Data provided |
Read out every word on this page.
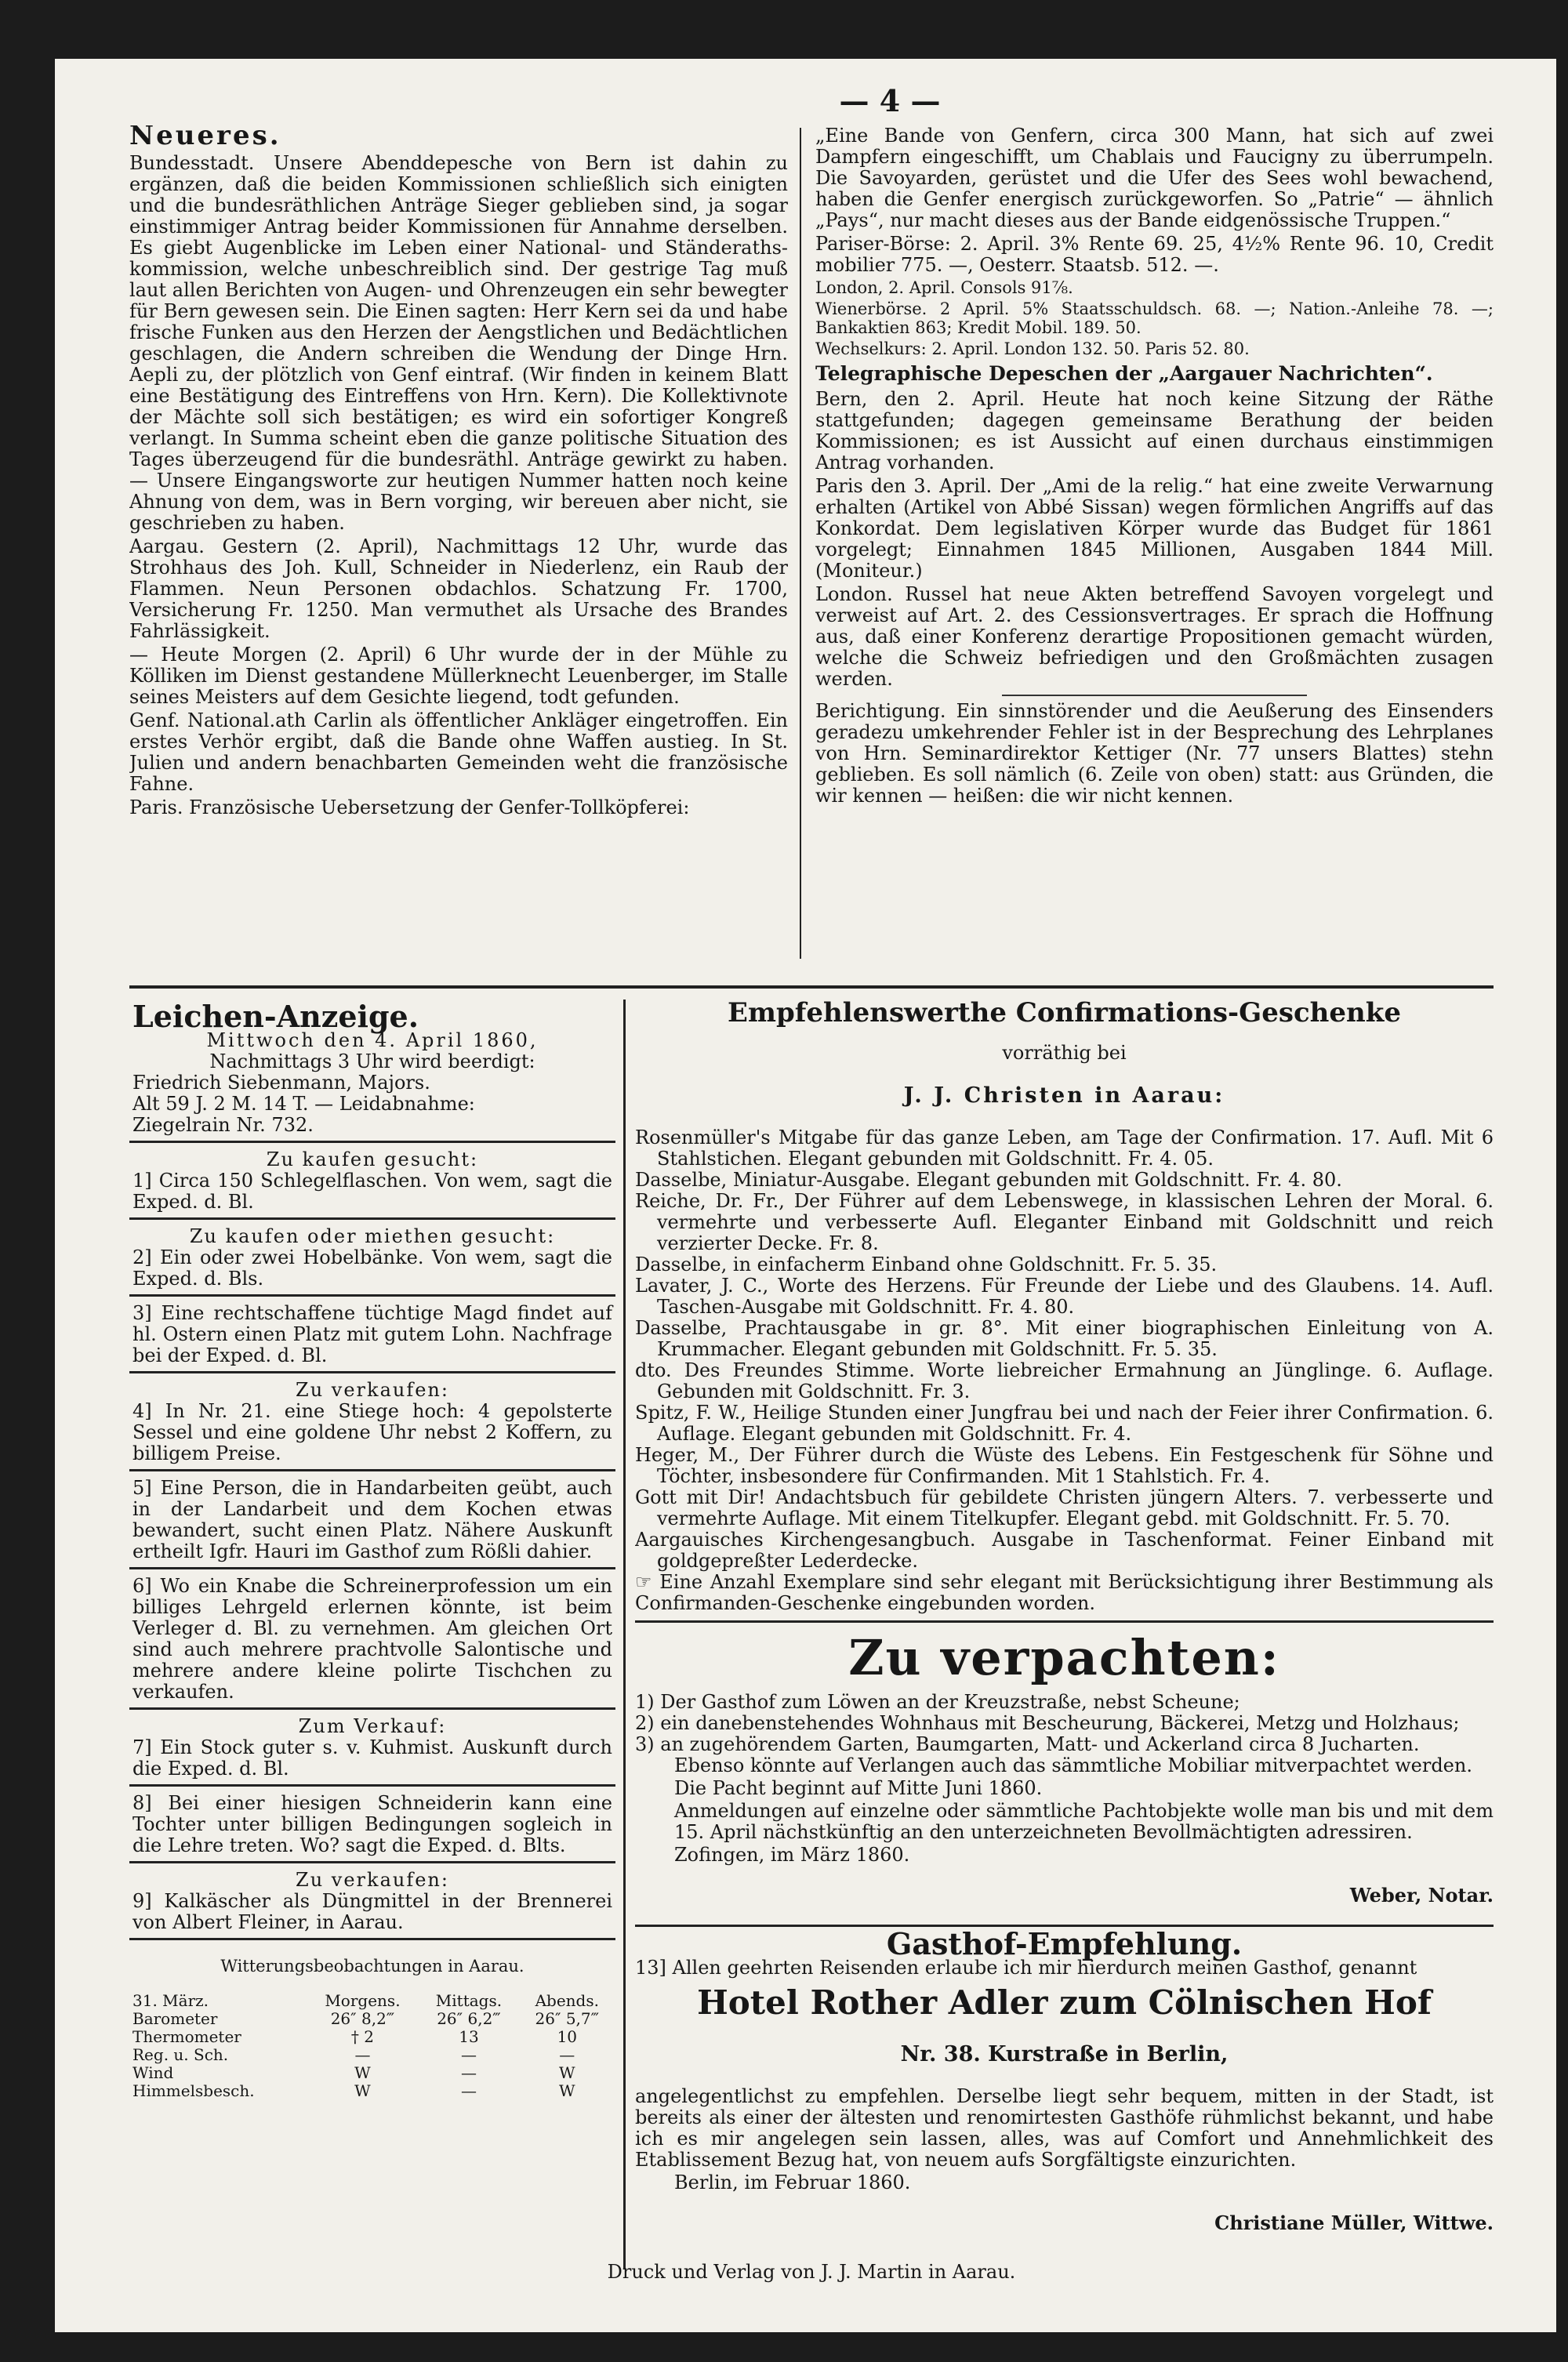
— 4 —

Neueres.

Bundesstadt. Unsere Abenddepesche von Bern ist dahin zu ergänzen, daß die beiden Kommissionen schließlich sich einigten und die bundesräthlichen Anträge Sieger geblieben sind, ja sogar einstimmiger Antrag beider Kommissionen für Annahme derselben. Es giebt Augenblicke im Leben einer National- und Ständerathskommission, welche unbeschreiblich sind. Der gestrige Tag muß laut allen Berichten von Augen- und Ohrenzeugen ein sehr bewegter für Bern gewesen sein. Die Einen sagten: Herr Kern sei da und habe frische Funken aus den Herzen der Aengstlichen und Bedächtlichen geschlagen, die Andern schreiben die Wendung der Dinge Hrn. Aepli zu, der plötzlich von Genf eintraf. (Wir finden in keinem Blatt eine Bestätigung des Eintreffens von Hrn. Kern). Die Kollektivnote der Mächte soll sich bestätigen; es wird ein sofortiger Kongreß verlangt. In Summa scheint eben die ganze politische Situation des Tages überzeugend für die bundesräthl. Anträge gewirkt zu haben. — Unsere Eingangsworte zur heutigen Nummer hatten noch keine Ahnung von dem, was in Bern vorging, wir bereuen aber nicht, sie geschrieben zu haben.

Aargau. Gestern (2. April), Nachmittags 12 Uhr, wurde das Strohhaus des Joh. Kull, Schneider in Niederlenz, ein Raub der Flammen. Neun Personen obdachlos. Schatzung Fr. 1700, Versicherung Fr. 1250. Man vermuthet als Ursache des Brandes Fahrlässigkeit.

— Heute Morgen (2. April) 6 Uhr wurde der in der Mühle zu Kölliken im Dienst gestandene Müllerknecht Leuenberger, im Stalle seines Meisters auf dem Gesichte liegend, todt gefunden.

Genf. National.ath Carlin als öffentlicher Ankläger eingetroffen. Ein erstes Verhör ergibt, daß die Bande ohne Waffen austieg. In St. Julien und andern benachbarten Gemeinden weht die französische Fahne.

Paris. Französische Uebersetzung der Genfer-Tollköpferei:

„Eine Bande von Genfern, circa 300 Mann, hat sich auf zwei Dampfern eingeschifft, um Chablais und Faucigny zu überrumpeln. Die Savoyarden, gerüstet und die Ufer des Sees wohl bewachend, haben die Genfer energisch zurückgeworfen. So „Patrie“ — ähnlich „Pays“, nur macht dieses aus der Bande eidgenössische Truppen.“

Pariser-Börse: 2. April. 3% Rente 69. 25, 4½% Rente 96. 10, Credit mobilier 775. —, Oesterr. Staatsb. 512. —.

London, 2. April. Consols 91⅞.

Wienerbörse. 2 April. 5% Staatsschuldsch. 68. —; Nation.-Anleihe 78. —; Bankaktien 863; Kredit Mobil. 189. 50.

Wechselkurs: 2. April. London 132. 50. Paris 52. 80.

Telegraphische Depeschen der „Aargauer Nachrichten“.

Bern, den 2. April. Heute hat noch keine Sitzung der Räthe stattgefunden; dagegen gemeinsame Berathung der beiden Kommissionen; es ist Aussicht auf einen durchaus einstimmigen Antrag vorhanden.

Paris den 3. April. Der „Ami de la relig.“ hat eine zweite Verwarnung erhalten (Artikel von Abbé Sissan) wegen förmlichen Angriffs auf das Konkordat. Dem legislativen Körper wurde das Budget für 1861 vorgelegt; Einnahmen 1845 Millionen, Ausgaben 1844 Mill. (Moniteur.)

London. Russel hat neue Akten betreffend Savoyen vorgelegt und verweist auf Art. 2. des Cessionsvertrages. Er sprach die Hoffnung aus, daß einer Konferenz derartige Propositionen gemacht würden, welche die Schweiz befriedigen und den Großmächten zusagen werden.

Berichtigung. Ein sinnstörender und die Aeußerung des Einsenders geradezu umkehrender Fehler ist in der Besprechung des Lehrplanes von Hrn. Seminardirektor Kettiger (Nr. 77 unsers Blattes) stehn geblieben. Es soll nämlich (6. Zeile von oben) statt: aus Gründen, die wir kennen — heißen: die wir nicht kennen.

Leichen-Anzeige.

Mittwoch den 4. April 1860,

Nachmittags 3 Uhr wird beerdigt:

Friedrich Siebenmann, Majors.

Alt 59 J. 2 M. 14 T. — Leidabnahme:

Ziegelrain Nr. 732.

Zu kaufen gesucht:

1] Circa 150 Schlegelflaschen. Von wem, sagt die Exped. d. Bl.

Zu kaufen oder miethen gesucht:

2] Ein oder zwei Hobelbänke. Von wem, sagt die Exped. d. Bls.

3] Eine rechtschaffene tüchtige Magd findet auf hl. Ostern einen Platz mit gutem Lohn. Nachfrage bei der Exped. d. Bl.

Zu verkaufen:

4] In Nr. 21. eine Stiege hoch: 4 gepolsterte Sessel und eine goldene Uhr nebst 2 Koffern, zu billigem Preise.

5] Eine Person, die in Handarbeiten geübt, auch in der Landarbeit und dem Kochen etwas bewandert, sucht einen Platz. Nähere Auskunft ertheilt Igfr. Hauri im Gasthof zum Rößli dahier.

6] Wo ein Knabe die Schreinerprofession um ein billiges Lehrgeld erlernen könnte, ist beim Verleger d. Bl. zu vernehmen. Am gleichen Ort sind auch mehrere prachtvolle Salontische und mehrere andere kleine polirte Tischchen zu verkaufen.

Zum Verkauf:

7] Ein Stock guter s. v. Kuhmist. Auskunft durch die Exped. d. Bl.

8] Bei einer hiesigen Schneiderin kann eine Tochter unter billigen Bedingungen sogleich in die Lehre treten. Wo? sagt die Exped. d. Blts.

Zu verkaufen:

9] Kalkäscher als Düngmittel in der Brennerei von Albert Fleiner, in Aarau.

Witterungsbeobachtungen in Aarau.

31. März.	Morgens.	Mittags.	Abends.
Barometer	26″ 8,2‴	26″ 6,2‴	26″ 5,7‴
Thermometer	† 2	13	10
Reg. u. Sch.	—	—	—
Wind	W	—	W
Himmelsbesch.	W	—	W

Empfehlenswerthe Confirmations-Geschenke

vorräthig bei

J. J. Christen in Aarau:

Rosenmüller's Mitgabe für das ganze Leben, am Tage der Confirmation. 17. Aufl. Mit 6 Stahlstichen. Elegant gebunden mit Goldschnitt. Fr. 4. 05.

Dasselbe, Miniatur-Ausgabe. Elegant gebunden mit Goldschnitt. Fr. 4. 80.

Reiche, Dr. Fr., Der Führer auf dem Lebenswege, in klassischen Lehren der Moral. 6. vermehrte und verbesserte Aufl. Eleganter Einband mit Goldschnitt und reich verzierter Decke. Fr. 8.

Dasselbe, in einfacherm Einband ohne Goldschnitt. Fr. 5. 35.

Lavater, J. C., Worte des Herzens. Für Freunde der Liebe und des Glaubens. 14. Aufl. Taschen-Ausgabe mit Goldschnitt. Fr. 4. 80.

Dasselbe, Prachtausgabe in gr. 8°. Mit einer biographischen Einleitung von A. Krummacher. Elegant gebunden mit Goldschnitt. Fr. 5. 35.

dto. Des Freundes Stimme. Worte liebreicher Ermahnung an Jünglinge. 6. Auflage. Gebunden mit Goldschnitt. Fr. 3.

Spitz, F. W., Heilige Stunden einer Jungfrau bei und nach der Feier ihrer Confirmation. 6. Auflage. Elegant gebunden mit Goldschnitt. Fr. 4.

Heger, M., Der Führer durch die Wüste des Lebens. Ein Festgeschenk für Söhne und Töchter, insbesondere für Confirmanden. Mit 1 Stahlstich. Fr. 4.

Gott mit Dir! Andachtsbuch für gebildete Christen jüngern Alters. 7. verbesserte und vermehrte Auflage. Mit einem Titelkupfer. Elegant gebd. mit Goldschnitt. Fr. 5. 70.

Aargauisches Kirchengesangbuch. Ausgabe in Taschenformat. Feiner Einband mit goldgepreßter Lederdecke.

☞ Eine Anzahl Exemplare sind sehr elegant mit Berücksichtigung ihrer Bestimmung als Confirmanden-Geschenke eingebunden worden.

Zu verpachten:

1) Der Gasthof zum Löwen an der Kreuzstraße, nebst Scheune;

2) ein danebenstehendes Wohnhaus mit Bescheurung, Bäckerei, Metzg und Holzhaus;

3) an zugehörendem Garten, Baumgarten, Matt- und Ackerland circa 8 Jucharten.

Ebenso könnte auf Verlangen auch das sämmtliche Mobiliar mitverpachtet werden.

Die Pacht beginnt auf Mitte Juni 1860.

Anmeldungen auf einzelne oder sämmtliche Pachtobjekte wolle man bis und mit dem 15. April nächstkünftig an den unterzeichneten Bevollmächtigten adressiren.

Zofingen, im März 1860.

Weber, Notar.

Gasthof-Empfehlung.

13] Allen geehrten Reisenden erlaube ich mir hierdurch meinen Gasthof, genannt

Hotel Rother Adler zum Cölnischen Hof

Nr. 38. Kurstraße in Berlin,

angelegentlichst zu empfehlen. Derselbe liegt sehr bequem, mitten in der Stadt, ist bereits als einer der ältesten und renomirtesten Gasthöfe rühmlichst bekannt, und habe ich es mir angelegen sein lassen, alles, was auf Comfort und Annehmlichkeit des Etablissement Bezug hat, von neuem aufs Sorgfältigste einzurichten.

Berlin, im Februar 1860.

Christiane Müller, Wittwe.

Druck und Verlag von J. J. Martin in Aarau.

Prompt | Return every line of the preceding records in which the word "ihrer" appears.

Output |
Spitz, F. W., Heilige Stunden einer Jungfrau bei und nach der Feier ihrer Confirmation. 6. Auflage. Elegant gebunden mit Goldschnitt. Fr. 4.
☞ Eine Anzahl Exemplare sind sehr elegant mit Berücksichtigung ihrer Bestimmung als Confirmanden-Geschenke eingebunden worden.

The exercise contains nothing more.